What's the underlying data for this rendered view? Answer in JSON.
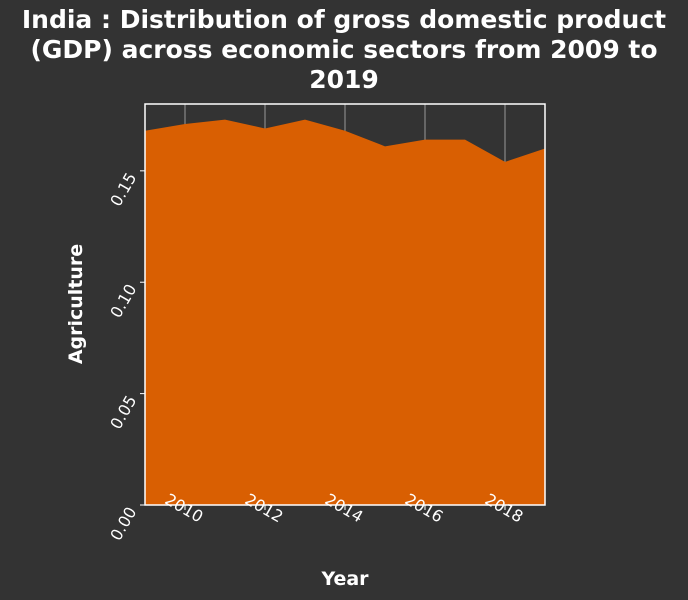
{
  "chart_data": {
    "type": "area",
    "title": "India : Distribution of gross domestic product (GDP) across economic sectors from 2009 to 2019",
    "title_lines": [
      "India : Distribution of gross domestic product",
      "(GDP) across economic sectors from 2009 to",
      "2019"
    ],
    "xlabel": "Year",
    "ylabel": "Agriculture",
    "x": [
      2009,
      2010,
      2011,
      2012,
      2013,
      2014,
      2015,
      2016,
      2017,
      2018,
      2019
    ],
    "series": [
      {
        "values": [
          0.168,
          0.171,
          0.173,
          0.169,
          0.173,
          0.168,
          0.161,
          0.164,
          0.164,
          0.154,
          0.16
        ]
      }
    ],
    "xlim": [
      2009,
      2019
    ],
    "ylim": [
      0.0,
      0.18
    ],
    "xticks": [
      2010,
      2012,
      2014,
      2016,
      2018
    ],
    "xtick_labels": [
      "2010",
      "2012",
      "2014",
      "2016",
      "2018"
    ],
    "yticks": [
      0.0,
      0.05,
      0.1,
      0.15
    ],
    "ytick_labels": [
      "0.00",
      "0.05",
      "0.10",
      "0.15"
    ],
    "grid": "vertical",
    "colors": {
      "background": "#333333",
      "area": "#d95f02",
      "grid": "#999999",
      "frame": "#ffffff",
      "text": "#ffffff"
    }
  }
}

▸ **THE REQUEST**
Skip the images and write out the rest of the listing exactly.

▸ **EXERCISE ANSWER**
What's the underlying data for this rendered view? Answer in JSON.
{
  "chart_data": {
    "type": "area",
    "title": "India : Distribution of gross domestic product (GDP) across economic sectors from 2009 to 2019",
    "title_lines": [
      "India : Distribution of gross domestic product",
      "(GDP) across economic sectors from 2009 to",
      "2019"
    ],
    "xlabel": "Year",
    "ylabel": "Agriculture",
    "x": [
      2009,
      2010,
      2011,
      2012,
      2013,
      2014,
      2015,
      2016,
      2017,
      2018,
      2019
    ],
    "series": [
      {
        "values": [
          0.168,
          0.171,
          0.173,
          0.169,
          0.173,
          0.168,
          0.161,
          0.164,
          0.164,
          0.154,
          0.16
        ]
      }
    ],
    "xlim": [
      2009,
      2019
    ],
    "ylim": [
      0.0,
      0.18
    ],
    "xticks": [
      2010,
      2012,
      2014,
      2016,
      2018
    ],
    "xtick_labels": [
      "2010",
      "2012",
      "2014",
      "2016",
      "2018"
    ],
    "yticks": [
      0.0,
      0.05,
      0.1,
      0.15
    ],
    "ytick_labels": [
      "0.00",
      "0.05",
      "0.10",
      "0.15"
    ],
    "grid": "vertical",
    "colors": {
      "background": "#333333",
      "area": "#d95f02",
      "grid": "#999999",
      "frame": "#ffffff",
      "text": "#ffffff"
    }
  }
}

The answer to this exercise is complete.